--- LISTING ---
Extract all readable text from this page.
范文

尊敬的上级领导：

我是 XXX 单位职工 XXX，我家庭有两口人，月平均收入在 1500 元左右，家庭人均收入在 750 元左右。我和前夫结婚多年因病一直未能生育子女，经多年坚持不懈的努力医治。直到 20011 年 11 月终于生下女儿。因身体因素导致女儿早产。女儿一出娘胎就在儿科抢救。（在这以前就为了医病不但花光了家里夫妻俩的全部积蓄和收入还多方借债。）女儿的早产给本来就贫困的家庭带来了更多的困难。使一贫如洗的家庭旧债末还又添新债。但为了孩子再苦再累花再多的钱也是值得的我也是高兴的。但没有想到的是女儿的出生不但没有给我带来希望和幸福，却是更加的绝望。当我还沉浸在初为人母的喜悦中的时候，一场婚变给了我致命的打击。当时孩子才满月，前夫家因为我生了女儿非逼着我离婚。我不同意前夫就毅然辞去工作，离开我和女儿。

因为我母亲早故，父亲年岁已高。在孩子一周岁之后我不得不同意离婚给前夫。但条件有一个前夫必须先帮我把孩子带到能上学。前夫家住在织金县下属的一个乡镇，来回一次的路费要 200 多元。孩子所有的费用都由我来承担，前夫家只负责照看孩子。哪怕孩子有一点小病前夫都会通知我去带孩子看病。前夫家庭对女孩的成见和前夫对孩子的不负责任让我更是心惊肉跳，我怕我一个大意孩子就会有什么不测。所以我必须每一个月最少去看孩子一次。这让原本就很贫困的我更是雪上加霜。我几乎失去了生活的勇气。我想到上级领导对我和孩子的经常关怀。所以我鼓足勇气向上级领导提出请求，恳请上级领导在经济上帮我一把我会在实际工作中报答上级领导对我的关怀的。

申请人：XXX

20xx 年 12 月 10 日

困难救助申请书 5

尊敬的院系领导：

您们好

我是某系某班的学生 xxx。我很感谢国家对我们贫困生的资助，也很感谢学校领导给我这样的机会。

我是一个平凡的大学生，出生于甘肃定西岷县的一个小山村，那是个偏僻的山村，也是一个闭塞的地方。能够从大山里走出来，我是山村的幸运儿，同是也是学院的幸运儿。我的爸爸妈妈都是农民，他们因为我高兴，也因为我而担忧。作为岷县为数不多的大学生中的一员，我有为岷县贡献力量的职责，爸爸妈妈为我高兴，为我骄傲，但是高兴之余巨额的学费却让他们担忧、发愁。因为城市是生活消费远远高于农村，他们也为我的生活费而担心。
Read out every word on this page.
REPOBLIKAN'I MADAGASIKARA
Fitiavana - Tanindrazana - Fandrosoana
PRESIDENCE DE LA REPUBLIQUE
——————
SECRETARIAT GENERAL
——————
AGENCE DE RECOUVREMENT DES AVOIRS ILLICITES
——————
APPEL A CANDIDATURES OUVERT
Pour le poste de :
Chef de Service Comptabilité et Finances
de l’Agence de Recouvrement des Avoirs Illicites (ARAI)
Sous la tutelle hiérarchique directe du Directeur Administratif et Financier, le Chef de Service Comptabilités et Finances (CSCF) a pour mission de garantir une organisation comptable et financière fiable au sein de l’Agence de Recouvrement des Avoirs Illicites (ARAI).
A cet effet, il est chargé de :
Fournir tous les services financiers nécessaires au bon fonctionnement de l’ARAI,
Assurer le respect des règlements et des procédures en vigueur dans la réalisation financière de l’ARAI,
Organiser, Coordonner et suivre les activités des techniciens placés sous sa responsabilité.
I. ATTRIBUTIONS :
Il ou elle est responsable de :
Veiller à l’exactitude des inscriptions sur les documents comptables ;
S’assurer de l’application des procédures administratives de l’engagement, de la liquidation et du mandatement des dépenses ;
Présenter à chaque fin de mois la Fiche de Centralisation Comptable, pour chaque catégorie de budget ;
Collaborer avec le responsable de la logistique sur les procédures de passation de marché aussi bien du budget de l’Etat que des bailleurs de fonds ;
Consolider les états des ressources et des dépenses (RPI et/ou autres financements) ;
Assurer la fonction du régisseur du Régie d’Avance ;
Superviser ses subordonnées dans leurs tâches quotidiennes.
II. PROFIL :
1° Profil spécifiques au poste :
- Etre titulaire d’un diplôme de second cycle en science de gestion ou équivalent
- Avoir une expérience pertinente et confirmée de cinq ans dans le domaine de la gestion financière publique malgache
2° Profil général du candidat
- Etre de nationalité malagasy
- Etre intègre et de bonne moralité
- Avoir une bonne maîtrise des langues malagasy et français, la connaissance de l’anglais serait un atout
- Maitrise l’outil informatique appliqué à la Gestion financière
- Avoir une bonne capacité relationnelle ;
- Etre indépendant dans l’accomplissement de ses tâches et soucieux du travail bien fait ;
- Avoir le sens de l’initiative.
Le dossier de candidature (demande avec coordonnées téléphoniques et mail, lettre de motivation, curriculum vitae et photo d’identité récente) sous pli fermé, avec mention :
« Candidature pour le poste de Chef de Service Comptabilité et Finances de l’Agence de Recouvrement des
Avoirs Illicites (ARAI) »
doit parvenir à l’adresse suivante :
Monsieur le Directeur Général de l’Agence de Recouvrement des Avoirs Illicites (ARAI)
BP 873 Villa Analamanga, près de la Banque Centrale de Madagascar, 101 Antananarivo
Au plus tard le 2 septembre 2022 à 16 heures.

--- REQUEST ---
From the entries, copy out each line containing the word "malagasy".

--- PROBLEM SOLUTION ---
- Etre de nationalité malagasy
- Avoir une bonne maîtrise des langues malagasy et français, la connaissance de l’anglais serait un atout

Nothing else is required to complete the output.